** start Input for this task **

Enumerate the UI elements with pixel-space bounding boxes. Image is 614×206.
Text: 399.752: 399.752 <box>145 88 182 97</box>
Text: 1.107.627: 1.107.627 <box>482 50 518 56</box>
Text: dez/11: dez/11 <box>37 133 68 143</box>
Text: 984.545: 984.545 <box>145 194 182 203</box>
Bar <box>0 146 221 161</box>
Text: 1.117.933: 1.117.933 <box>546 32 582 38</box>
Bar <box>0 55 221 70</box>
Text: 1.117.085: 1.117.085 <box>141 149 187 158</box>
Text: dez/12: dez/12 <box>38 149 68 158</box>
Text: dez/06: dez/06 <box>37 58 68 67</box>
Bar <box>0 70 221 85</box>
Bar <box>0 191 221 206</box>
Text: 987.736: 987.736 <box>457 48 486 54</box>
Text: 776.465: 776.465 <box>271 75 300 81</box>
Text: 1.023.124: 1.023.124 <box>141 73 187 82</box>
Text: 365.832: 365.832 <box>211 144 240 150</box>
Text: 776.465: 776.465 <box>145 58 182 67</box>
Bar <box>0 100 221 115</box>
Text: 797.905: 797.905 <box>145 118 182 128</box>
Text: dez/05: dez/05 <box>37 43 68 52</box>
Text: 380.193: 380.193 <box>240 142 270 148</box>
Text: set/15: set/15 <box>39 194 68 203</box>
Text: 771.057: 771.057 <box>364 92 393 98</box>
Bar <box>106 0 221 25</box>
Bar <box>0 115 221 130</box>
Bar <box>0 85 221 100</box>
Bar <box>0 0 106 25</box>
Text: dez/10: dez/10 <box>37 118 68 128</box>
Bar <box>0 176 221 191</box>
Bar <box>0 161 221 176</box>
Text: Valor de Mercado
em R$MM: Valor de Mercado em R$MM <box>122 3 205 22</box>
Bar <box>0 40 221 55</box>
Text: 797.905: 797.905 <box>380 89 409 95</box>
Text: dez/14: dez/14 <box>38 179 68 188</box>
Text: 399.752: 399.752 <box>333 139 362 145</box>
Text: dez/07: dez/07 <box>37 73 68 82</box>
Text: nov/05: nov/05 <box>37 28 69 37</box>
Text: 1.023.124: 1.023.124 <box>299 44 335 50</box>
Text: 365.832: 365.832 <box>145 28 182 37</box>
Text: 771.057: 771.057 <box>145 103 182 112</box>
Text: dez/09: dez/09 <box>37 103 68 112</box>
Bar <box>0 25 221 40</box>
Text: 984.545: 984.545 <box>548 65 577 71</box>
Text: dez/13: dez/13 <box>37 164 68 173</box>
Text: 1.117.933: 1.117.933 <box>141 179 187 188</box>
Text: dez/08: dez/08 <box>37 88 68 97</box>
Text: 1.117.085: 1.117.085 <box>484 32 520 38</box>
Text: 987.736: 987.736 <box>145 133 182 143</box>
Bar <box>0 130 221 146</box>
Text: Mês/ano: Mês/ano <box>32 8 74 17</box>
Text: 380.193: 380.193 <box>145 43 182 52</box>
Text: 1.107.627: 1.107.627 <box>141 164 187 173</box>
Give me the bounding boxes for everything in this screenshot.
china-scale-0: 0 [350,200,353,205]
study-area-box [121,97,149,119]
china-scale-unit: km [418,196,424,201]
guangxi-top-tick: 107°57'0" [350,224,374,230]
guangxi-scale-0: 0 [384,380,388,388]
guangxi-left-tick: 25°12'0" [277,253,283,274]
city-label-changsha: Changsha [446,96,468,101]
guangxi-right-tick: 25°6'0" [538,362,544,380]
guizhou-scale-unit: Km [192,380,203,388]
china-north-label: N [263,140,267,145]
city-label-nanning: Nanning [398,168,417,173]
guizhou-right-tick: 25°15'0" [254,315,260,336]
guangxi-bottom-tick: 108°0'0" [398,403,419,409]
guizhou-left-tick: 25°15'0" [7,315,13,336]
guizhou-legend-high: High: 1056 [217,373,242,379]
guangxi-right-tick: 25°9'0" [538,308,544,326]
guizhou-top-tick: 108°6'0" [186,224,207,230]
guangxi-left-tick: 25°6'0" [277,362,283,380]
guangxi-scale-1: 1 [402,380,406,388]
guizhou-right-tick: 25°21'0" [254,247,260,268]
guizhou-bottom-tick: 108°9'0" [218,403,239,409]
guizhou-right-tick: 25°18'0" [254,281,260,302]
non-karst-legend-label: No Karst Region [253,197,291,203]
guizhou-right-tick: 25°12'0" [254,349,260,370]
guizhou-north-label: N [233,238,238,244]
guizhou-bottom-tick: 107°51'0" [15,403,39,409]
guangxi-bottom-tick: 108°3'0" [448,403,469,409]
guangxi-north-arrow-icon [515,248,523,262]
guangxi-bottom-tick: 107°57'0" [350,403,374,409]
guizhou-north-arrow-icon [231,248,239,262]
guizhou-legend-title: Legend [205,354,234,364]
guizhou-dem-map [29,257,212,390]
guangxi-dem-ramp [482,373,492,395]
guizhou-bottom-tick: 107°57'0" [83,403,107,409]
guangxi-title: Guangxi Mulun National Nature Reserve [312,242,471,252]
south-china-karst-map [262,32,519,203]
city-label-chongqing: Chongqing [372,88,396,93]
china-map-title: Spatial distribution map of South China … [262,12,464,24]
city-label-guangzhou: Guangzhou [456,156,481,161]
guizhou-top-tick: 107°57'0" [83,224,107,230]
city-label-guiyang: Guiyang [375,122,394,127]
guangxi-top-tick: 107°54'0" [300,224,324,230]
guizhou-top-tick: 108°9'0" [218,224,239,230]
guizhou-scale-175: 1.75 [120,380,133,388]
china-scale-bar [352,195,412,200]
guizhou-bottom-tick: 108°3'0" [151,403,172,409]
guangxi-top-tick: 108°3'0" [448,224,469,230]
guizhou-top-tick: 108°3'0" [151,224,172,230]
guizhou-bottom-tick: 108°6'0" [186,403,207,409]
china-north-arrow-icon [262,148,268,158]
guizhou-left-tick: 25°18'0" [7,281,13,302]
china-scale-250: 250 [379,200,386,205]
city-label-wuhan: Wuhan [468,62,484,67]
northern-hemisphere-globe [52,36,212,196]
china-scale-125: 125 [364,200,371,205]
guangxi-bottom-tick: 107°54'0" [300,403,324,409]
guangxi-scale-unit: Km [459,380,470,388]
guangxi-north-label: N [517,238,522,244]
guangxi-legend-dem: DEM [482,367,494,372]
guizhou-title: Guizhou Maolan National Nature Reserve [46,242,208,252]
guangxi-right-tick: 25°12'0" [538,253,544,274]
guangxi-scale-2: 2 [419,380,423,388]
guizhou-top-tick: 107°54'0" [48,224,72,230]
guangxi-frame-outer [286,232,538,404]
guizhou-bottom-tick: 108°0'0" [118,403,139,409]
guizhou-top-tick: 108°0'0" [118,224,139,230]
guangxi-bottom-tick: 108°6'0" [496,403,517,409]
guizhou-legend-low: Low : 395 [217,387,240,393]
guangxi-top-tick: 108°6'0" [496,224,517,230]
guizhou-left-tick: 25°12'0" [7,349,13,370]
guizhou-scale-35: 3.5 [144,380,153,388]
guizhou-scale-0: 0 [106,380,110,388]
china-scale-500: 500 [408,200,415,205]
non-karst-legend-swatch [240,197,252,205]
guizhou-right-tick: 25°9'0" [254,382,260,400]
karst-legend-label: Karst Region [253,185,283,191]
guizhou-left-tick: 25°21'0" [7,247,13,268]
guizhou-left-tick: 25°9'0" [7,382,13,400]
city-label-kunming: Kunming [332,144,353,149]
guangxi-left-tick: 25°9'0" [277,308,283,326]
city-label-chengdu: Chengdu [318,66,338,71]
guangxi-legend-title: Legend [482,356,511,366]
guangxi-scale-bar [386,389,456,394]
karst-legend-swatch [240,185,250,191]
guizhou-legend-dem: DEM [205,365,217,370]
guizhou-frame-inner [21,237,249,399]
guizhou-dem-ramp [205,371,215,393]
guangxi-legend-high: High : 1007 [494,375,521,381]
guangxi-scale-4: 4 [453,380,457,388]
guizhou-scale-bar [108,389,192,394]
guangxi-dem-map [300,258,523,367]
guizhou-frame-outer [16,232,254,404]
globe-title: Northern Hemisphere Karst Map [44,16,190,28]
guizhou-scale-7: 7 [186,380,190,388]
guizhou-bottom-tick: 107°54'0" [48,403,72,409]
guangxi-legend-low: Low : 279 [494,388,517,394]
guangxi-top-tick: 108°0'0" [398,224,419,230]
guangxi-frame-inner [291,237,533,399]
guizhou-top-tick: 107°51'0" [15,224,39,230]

** end Input for this task **

# Instructions for the task
Reproduce the rows, without alteration, from the beginning of the records up to and including the line that contains "Bar <box>0 55 221 70</box>".

# Complete answer
Enumerate the UI elements with pixel-space bounding boxes. Image is 614×206.
Text: 399.752: 399.752 <box>145 88 182 97</box>
Text: 1.107.627: 1.107.627 <box>482 50 518 56</box>
Text: dez/11: dez/11 <box>37 133 68 143</box>
Text: 984.545: 984.545 <box>145 194 182 203</box>
Bar <box>0 146 221 161</box>
Text: 1.117.933: 1.117.933 <box>546 32 582 38</box>
Bar <box>0 55 221 70</box>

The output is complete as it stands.